**What the task asks:**
Find all lines in the records that include the word "Channel", and copy them out.

**Records provided:**
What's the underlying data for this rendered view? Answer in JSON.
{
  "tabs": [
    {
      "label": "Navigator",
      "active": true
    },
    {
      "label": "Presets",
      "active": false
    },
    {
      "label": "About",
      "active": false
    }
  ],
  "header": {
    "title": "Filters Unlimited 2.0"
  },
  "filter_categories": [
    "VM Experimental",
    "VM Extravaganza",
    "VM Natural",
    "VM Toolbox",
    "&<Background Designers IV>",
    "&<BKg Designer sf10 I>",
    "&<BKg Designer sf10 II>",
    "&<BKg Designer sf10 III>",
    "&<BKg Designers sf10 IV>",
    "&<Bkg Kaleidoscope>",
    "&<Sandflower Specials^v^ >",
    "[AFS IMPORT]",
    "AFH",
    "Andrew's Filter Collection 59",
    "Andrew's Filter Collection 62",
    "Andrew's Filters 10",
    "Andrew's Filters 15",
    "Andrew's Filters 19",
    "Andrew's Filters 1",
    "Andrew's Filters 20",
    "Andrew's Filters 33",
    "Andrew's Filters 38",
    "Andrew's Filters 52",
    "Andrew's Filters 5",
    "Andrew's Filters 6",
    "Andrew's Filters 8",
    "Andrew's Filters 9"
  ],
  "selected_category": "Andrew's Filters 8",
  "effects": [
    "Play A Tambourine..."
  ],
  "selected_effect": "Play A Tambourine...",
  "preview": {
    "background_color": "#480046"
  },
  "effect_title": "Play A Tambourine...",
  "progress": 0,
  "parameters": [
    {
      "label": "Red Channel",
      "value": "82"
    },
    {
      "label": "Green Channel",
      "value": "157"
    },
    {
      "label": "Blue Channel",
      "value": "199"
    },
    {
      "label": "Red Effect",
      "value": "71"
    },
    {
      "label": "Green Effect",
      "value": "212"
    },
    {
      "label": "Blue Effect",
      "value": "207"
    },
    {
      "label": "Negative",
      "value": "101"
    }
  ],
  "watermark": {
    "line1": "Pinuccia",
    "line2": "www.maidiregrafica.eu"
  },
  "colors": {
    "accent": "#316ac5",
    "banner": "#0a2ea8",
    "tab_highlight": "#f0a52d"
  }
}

**Answer to the exercise:**
      "label": "Red Channel",
      "label": "Green Channel",
      "label": "Blue Channel",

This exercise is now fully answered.